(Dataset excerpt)
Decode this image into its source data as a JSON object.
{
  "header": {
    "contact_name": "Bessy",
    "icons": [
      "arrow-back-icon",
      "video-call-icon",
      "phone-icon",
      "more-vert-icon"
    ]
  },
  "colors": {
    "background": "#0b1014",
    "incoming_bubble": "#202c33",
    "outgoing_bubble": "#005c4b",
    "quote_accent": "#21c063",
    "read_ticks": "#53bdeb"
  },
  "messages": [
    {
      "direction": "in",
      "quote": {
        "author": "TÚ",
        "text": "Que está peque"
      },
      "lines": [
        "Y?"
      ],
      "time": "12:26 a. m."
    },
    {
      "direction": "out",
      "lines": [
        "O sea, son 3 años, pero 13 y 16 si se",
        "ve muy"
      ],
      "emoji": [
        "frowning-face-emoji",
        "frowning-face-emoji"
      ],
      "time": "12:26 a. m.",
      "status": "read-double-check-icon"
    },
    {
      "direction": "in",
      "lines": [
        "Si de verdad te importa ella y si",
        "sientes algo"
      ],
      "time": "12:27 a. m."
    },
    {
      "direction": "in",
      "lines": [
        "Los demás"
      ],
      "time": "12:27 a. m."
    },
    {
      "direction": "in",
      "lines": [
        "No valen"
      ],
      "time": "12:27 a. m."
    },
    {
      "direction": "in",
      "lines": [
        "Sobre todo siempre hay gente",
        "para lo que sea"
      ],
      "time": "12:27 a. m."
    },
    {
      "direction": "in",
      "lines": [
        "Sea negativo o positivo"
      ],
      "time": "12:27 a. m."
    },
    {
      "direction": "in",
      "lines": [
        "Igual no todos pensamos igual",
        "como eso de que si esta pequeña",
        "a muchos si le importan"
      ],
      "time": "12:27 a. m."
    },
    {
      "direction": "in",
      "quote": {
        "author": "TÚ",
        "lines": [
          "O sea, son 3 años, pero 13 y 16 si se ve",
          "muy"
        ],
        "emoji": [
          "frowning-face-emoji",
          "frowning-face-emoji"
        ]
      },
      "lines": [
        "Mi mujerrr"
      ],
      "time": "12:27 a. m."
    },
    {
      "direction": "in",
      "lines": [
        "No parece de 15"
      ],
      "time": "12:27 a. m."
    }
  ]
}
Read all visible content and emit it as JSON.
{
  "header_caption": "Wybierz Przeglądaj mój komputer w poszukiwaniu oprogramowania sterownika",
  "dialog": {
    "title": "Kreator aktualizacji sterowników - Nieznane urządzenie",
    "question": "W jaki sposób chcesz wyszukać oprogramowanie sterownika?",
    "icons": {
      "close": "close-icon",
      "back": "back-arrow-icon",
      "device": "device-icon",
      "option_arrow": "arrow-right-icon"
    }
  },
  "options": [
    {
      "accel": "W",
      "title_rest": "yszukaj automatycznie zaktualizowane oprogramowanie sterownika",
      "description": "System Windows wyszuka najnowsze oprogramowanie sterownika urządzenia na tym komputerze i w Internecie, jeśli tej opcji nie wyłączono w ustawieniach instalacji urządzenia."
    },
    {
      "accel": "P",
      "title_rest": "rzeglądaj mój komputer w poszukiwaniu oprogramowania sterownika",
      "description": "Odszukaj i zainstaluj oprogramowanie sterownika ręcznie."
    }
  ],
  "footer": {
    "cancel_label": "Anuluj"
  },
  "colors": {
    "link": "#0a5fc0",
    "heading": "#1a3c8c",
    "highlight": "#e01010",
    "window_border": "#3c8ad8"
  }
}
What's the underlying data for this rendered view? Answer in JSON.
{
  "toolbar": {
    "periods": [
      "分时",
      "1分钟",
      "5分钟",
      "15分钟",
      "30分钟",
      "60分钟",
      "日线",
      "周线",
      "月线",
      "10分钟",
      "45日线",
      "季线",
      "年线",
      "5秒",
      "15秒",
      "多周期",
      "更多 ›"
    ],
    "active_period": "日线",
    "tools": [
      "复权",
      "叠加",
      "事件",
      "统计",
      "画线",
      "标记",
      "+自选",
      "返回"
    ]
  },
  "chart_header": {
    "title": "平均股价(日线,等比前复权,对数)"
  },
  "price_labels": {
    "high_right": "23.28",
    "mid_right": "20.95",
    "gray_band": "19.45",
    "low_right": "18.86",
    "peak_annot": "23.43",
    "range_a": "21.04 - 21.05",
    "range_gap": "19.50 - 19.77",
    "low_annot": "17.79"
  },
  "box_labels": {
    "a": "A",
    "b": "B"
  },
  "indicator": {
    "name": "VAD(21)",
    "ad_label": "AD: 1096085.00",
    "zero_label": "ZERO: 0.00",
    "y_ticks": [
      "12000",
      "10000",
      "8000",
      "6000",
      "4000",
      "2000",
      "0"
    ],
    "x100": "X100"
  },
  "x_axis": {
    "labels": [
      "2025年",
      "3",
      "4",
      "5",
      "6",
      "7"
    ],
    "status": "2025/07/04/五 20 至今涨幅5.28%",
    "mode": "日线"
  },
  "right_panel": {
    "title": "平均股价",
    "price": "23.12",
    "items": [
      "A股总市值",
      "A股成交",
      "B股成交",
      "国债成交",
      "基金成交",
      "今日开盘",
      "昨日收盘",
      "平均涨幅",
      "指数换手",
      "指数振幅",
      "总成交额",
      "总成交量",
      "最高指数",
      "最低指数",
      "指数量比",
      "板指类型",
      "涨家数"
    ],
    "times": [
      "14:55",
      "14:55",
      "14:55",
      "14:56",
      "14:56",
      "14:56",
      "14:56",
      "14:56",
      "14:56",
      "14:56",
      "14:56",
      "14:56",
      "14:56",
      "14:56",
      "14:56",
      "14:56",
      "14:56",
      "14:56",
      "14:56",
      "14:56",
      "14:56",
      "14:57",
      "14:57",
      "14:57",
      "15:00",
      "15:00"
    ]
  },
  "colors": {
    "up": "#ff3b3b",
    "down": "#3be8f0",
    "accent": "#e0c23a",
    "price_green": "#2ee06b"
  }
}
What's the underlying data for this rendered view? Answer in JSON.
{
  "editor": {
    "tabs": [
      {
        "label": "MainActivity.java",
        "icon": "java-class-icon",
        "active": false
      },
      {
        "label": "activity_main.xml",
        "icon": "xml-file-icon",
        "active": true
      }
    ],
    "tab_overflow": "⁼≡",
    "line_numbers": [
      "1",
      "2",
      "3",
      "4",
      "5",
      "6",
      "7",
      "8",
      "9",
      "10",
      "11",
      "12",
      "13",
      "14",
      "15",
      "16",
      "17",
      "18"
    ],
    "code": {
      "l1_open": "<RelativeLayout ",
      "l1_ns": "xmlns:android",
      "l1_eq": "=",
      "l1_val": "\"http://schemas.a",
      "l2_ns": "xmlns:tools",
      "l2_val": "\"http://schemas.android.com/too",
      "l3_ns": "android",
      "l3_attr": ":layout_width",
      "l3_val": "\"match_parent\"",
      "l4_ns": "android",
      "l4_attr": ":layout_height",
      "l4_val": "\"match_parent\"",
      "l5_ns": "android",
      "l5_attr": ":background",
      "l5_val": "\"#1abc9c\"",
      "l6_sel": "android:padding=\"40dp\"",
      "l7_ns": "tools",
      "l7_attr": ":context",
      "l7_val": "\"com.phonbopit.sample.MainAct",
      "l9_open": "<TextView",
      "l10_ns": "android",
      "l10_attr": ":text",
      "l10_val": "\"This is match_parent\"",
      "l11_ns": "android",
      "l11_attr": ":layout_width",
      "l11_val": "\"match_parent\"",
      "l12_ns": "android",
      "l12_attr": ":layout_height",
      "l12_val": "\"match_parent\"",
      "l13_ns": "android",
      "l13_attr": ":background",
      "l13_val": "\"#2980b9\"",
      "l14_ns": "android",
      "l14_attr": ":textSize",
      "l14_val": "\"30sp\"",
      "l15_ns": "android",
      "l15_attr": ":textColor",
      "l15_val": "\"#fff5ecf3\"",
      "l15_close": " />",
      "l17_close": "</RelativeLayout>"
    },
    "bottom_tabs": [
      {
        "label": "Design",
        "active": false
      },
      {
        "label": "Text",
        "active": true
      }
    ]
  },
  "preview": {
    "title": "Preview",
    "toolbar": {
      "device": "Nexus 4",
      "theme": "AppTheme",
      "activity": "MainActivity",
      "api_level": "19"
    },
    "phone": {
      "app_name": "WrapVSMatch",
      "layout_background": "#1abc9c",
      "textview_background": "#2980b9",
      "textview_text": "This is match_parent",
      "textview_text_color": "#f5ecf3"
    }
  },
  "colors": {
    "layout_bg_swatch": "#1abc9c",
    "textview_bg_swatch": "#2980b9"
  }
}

### Exercise objective
List all lines from the entries that include the word "oprogramowanie".

### Correct output
    "question": "W jaki sposób chcesz wyszukać oprogramowanie sterownika?",
      "title_rest": "yszukaj automatycznie zaktualizowane oprogramowanie sterownika",
      "description": "System Windows wyszuka najnowsze oprogramowanie sterownika urządzenia na tym komputerze i w Internecie, jeśli tej opcji nie wyłączono w ustawieniach instalacji urządzenia."
      "description": "Odszukaj i zainstaluj oprogramowanie sterownika ręcznie."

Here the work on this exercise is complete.